Problem details: Quote the line containing "Type out the text in this image." and all lines that follow it in the listing below, exactly as written.

Source data:

####################

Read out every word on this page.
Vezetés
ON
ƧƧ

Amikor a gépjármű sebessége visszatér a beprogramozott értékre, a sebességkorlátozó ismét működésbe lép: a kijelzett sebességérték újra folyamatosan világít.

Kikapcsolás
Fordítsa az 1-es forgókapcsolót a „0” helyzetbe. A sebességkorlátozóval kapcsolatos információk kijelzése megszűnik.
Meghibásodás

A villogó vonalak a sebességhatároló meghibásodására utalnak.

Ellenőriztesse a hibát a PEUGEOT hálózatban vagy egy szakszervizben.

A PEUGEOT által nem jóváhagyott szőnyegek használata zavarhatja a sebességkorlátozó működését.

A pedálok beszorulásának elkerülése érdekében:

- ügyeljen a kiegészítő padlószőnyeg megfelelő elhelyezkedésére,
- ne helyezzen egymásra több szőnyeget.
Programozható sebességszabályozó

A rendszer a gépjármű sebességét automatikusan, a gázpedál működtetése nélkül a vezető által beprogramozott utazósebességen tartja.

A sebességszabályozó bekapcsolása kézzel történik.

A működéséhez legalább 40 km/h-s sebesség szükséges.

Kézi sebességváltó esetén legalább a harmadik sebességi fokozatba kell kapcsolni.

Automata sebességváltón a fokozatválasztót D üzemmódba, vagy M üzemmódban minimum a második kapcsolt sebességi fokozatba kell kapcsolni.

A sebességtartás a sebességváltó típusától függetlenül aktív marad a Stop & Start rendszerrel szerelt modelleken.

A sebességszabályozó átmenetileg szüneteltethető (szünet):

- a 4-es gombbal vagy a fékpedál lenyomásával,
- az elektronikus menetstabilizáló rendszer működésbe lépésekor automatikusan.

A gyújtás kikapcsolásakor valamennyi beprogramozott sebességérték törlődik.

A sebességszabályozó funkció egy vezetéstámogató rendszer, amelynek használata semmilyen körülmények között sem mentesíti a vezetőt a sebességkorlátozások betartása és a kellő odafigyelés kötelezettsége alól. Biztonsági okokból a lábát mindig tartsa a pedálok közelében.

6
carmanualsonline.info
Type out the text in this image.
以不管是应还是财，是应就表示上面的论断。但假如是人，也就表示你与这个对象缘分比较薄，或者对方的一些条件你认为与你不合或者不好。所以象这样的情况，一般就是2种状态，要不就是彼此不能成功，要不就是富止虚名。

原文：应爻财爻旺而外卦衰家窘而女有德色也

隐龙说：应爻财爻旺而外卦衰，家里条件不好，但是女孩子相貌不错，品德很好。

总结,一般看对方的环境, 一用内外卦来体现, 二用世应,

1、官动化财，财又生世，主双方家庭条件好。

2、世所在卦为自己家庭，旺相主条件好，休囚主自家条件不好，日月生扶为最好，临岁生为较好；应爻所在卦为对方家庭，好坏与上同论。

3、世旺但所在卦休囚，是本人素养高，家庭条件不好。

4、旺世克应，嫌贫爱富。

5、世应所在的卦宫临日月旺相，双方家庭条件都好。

####################

Answer to the exercise:
Type out the text in this image.
以不管是应还是财，是应就表示上面的论断。但假如是人，也就表示你与这个对象缘分比较薄，或者对方的一些条件你认为与你不合或者不好。所以象这样的情况，一般就是2种状态，要不就是彼此不能成功，要不就是富止虚名。

原文：应爻财爻旺而外卦衰家窘而女有德色也

隐龙说：应爻财爻旺而外卦衰，家里条件不好，但是女孩子相貌不错，品德很好。

总结,一般看对方的环境, 一用内外卦来体现, 二用世应,

1、官动化财，财又生世，主双方家庭条件好。

2、世所在卦为自己家庭，旺相主条件好，休囚主自家条件不好，日月生扶为最好，临岁生为较好；应爻所在卦为对方家庭，好坏与上同论。

3、世旺但所在卦休囚，是本人素养高，家庭条件不好。

4、旺世克应，嫌贫爱富。

5、世应所在的卦宫临日月旺相，双方家庭条件都好。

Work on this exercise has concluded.